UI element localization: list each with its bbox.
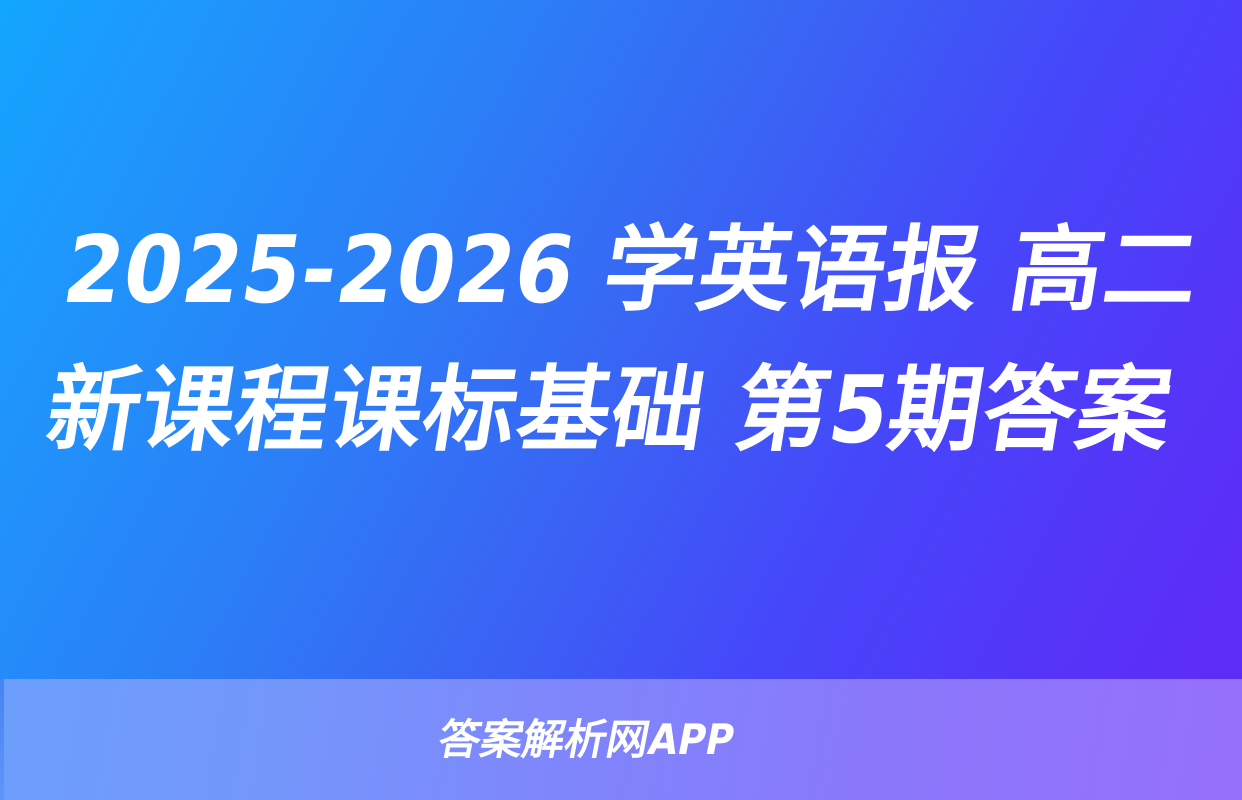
app-watermark-label: 答案解析网APP <box>435 719 738 761</box>
footer-left-edge-accent <box>0 679 4 800</box>
hero-banner: 2025-2026 学英语报 高二 新课程课标基础 第5期答案 <box>0 0 1242 679</box>
page-title: 2025-2026 学英语报 高二 新课程课标基础 第5期答案 <box>30 200 1212 480</box>
footer-watermark-bar: 答案解析网APP <box>0 679 1242 800</box>
answer-title-card: 2025-2026 学英语报 高二 新课程课标基础 第5期答案 答案解析网APP <box>0 0 1242 800</box>
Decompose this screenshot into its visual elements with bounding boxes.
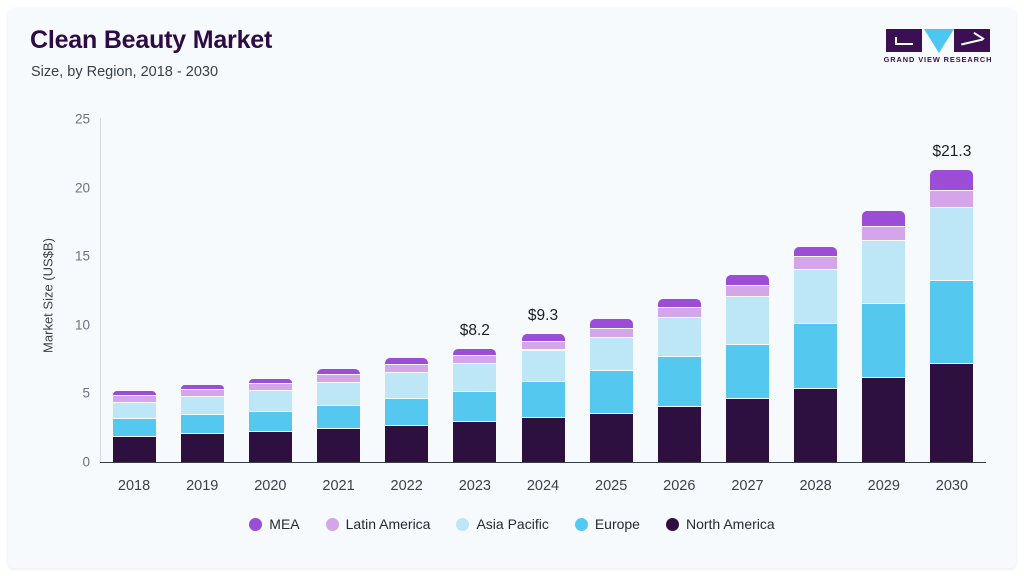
bar-segment-2023-asia-pacific[interactable] — [453, 363, 496, 390]
legend-item-label: Europe — [595, 516, 640, 532]
bar-segment-2028-north-america[interactable] — [794, 388, 837, 462]
y-axis-tick-0: 0 — [56, 455, 90, 470]
bar-segment-2027-north-america[interactable] — [726, 398, 769, 462]
legend-item-label: Asia Pacific — [476, 516, 548, 532]
bar-2025[interactable] — [590, 319, 633, 462]
chart-card: Clean Beauty Market Size, by Region, 201… — [8, 8, 1016, 568]
legend-item-latin-america[interactable]: Latin America — [326, 516, 431, 532]
bar-segment-2022-latin-america[interactable] — [385, 364, 428, 372]
chart-legend: MEALatin AmericaAsia PacificEuropeNorth … — [8, 516, 1016, 532]
bar-segment-2020-latin-america[interactable] — [249, 383, 292, 390]
bar-segment-2027-asia-pacific[interactable] — [726, 296, 769, 344]
bar-segment-2030-latin-america[interactable] — [930, 190, 973, 206]
x-axis-tick-2027: 2027 — [731, 478, 763, 494]
bar-2021[interactable] — [317, 369, 360, 462]
bar-segment-2026-latin-america[interactable] — [658, 307, 701, 317]
bar-segment-2022-europe[interactable] — [385, 398, 428, 425]
x-axis-tick-2028: 2028 — [799, 478, 831, 494]
bar-segment-2018-europe[interactable] — [113, 418, 156, 436]
bar-segment-2019-latin-america[interactable] — [181, 389, 224, 396]
bar-segment-2029-latin-america[interactable] — [862, 226, 905, 240]
legend-swatch-icon — [249, 518, 262, 531]
bar-2026[interactable] — [658, 299, 701, 462]
bar-segment-2026-mea[interactable] — [658, 299, 701, 307]
x-axis-tick-2025: 2025 — [595, 478, 627, 494]
bar-segment-2026-asia-pacific[interactable] — [658, 317, 701, 357]
bar-segment-2022-asia-pacific[interactable] — [385, 372, 428, 398]
bar-segment-2026-europe[interactable] — [658, 356, 701, 405]
x-axis-tick-2026: 2026 — [663, 478, 695, 494]
bar-2020[interactable] — [249, 379, 292, 462]
bar-segment-2022-north-america[interactable] — [385, 425, 428, 462]
bar-segment-2025-latin-america[interactable] — [590, 328, 633, 338]
bar-segment-2030-asia-pacific[interactable] — [930, 207, 973, 280]
bar-2024[interactable] — [522, 334, 565, 462]
legend-swatch-icon — [666, 518, 679, 531]
y-axis-tick-10: 10 — [56, 317, 90, 332]
bar-segment-2021-mea[interactable] — [317, 369, 360, 374]
x-axis-tick-2020: 2020 — [254, 478, 286, 494]
bar-segment-2027-europe[interactable] — [726, 344, 769, 398]
legend-swatch-icon — [575, 518, 588, 531]
bar-segment-2023-north-america[interactable] — [453, 421, 496, 462]
y-axis-tick-5: 5 — [56, 386, 90, 401]
y-axis-tick-15: 15 — [56, 249, 90, 264]
bar-segment-2024-europe[interactable] — [522, 381, 565, 417]
bar-segment-2023-europe[interactable] — [453, 391, 496, 421]
bar-segment-2019-asia-pacific[interactable] — [181, 396, 224, 414]
bar-segment-2030-north-america[interactable] — [930, 363, 973, 462]
bar-segment-2024-asia-pacific[interactable] — [522, 350, 565, 382]
bar-segment-2019-north-america[interactable] — [181, 433, 224, 462]
bar-segment-2018-north-america[interactable] — [113, 436, 156, 462]
bar-segment-2024-mea[interactable] — [522, 334, 565, 341]
y-axis-tick-20: 20 — [56, 180, 90, 195]
bar-segment-2024-north-america[interactable] — [522, 417, 565, 462]
bar-segment-2027-mea[interactable] — [726, 275, 769, 285]
bar-segment-2021-europe[interactable] — [317, 405, 360, 428]
bar-segment-2028-latin-america[interactable] — [794, 256, 837, 268]
bar-segment-2020-europe[interactable] — [249, 411, 292, 432]
legend-item-north-america[interactable]: North America — [666, 516, 775, 532]
bar-segment-2023-latin-america[interactable] — [453, 355, 496, 363]
bar-2022[interactable] — [385, 358, 428, 462]
x-axis-tick-2022: 2022 — [391, 478, 423, 494]
bar-segment-2030-europe[interactable] — [930, 280, 973, 364]
bar-value-label-2024: $9.3 — [528, 307, 558, 325]
bar-2030[interactable] — [930, 170, 973, 462]
x-axis-tick-2024: 2024 — [527, 478, 559, 494]
legend-swatch-icon — [456, 518, 469, 531]
x-axis-tick-2018: 2018 — [118, 478, 150, 494]
bar-value-label-2023: $8.2 — [460, 322, 490, 340]
bar-segment-2024-latin-america[interactable] — [522, 341, 565, 349]
bar-2019[interactable] — [181, 385, 224, 462]
bar-segment-2021-latin-america[interactable] — [317, 374, 360, 382]
bar-segment-2029-mea[interactable] — [862, 211, 905, 226]
bar-segment-2025-asia-pacific[interactable] — [590, 337, 633, 370]
y-axis-line — [100, 118, 101, 463]
y-axis-title: Market Size (US$B) — [41, 196, 56, 396]
bar-2018[interactable] — [113, 391, 156, 462]
bar-segment-2026-north-america[interactable] — [658, 406, 701, 462]
bar-segment-2023-mea[interactable] — [453, 349, 496, 354]
bar-segment-2025-north-america[interactable] — [590, 413, 633, 462]
bar-2028[interactable] — [794, 247, 837, 462]
legend-item-asia-pacific[interactable]: Asia Pacific — [456, 516, 548, 532]
bar-segment-2025-europe[interactable] — [590, 370, 633, 413]
bar-2027[interactable] — [726, 275, 769, 462]
x-axis-tick-2019: 2019 — [186, 478, 218, 494]
x-axis-tick-2030: 2030 — [936, 478, 968, 494]
bar-segment-2021-asia-pacific[interactable] — [317, 382, 360, 405]
bar-segment-2019-mea[interactable] — [181, 385, 224, 389]
bar-segment-2029-asia-pacific[interactable] — [862, 240, 905, 303]
legend-item-mea[interactable]: MEA — [249, 516, 299, 532]
legend-item-europe[interactable]: Europe — [575, 516, 640, 532]
bar-segment-2028-mea[interactable] — [794, 247, 837, 257]
bar-segment-2020-north-america[interactable] — [249, 431, 292, 462]
bar-segment-2018-latin-america[interactable] — [113, 395, 156, 402]
bar-segment-2020-mea[interactable] — [249, 379, 292, 383]
bar-value-label-2030: $21.3 — [933, 143, 972, 161]
bar-segment-2025-mea[interactable] — [590, 319, 633, 327]
legend-item-label: Latin America — [346, 516, 431, 532]
bar-segment-2020-asia-pacific[interactable] — [249, 390, 292, 411]
x-axis-line — [100, 462, 986, 463]
bar-segment-2029-north-america[interactable] — [862, 377, 905, 462]
bar-segment-2028-europe[interactable] — [794, 323, 837, 387]
x-axis-tick-2029: 2029 — [868, 478, 900, 494]
bar-segment-2018-mea[interactable] — [113, 391, 156, 395]
y-axis-tick-25: 25 — [56, 112, 90, 127]
bar-segment-2027-latin-america[interactable] — [726, 285, 769, 296]
bar-segment-2018-asia-pacific[interactable] — [113, 402, 156, 418]
legend-item-label: MEA — [269, 516, 299, 532]
x-axis-tick-2021: 2021 — [322, 478, 354, 494]
screenshot-root: Clean Beauty Market Size, by Region, 201… — [0, 0, 1024, 576]
legend-swatch-icon — [326, 518, 339, 531]
legend-item-label: North America — [686, 516, 775, 532]
x-axis-tick-2023: 2023 — [459, 478, 491, 494]
bar-segment-2028-asia-pacific[interactable] — [794, 269, 837, 324]
bar-segment-2021-north-america[interactable] — [317, 428, 360, 462]
bar-segment-2022-mea[interactable] — [385, 358, 428, 363]
bar-2029[interactable] — [862, 211, 905, 462]
chart-plot-area: Market Size (US$B) 051015202520182019202… — [8, 8, 1016, 568]
bar-segment-2030-mea[interactable] — [930, 170, 973, 191]
bar-2023[interactable] — [453, 349, 496, 462]
bar-segment-2029-europe[interactable] — [862, 303, 905, 377]
bar-segment-2019-europe[interactable] — [181, 414, 224, 433]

****************************************

- **TASK REQUIREMENTS**:
Extract every line of the data above that contains the string "chart".

- **ANSWER**:
chart-card: Clean Beauty Market Size, by Region, 201… — [8, 8, 1016, 568]
chart-legend: MEALatin AmericaAsia PacificEuropeNorth … — [8, 516, 1016, 532]
chart-plot-area: Market Size (US$B) 051015202520182019202… — [8, 8, 1016, 568]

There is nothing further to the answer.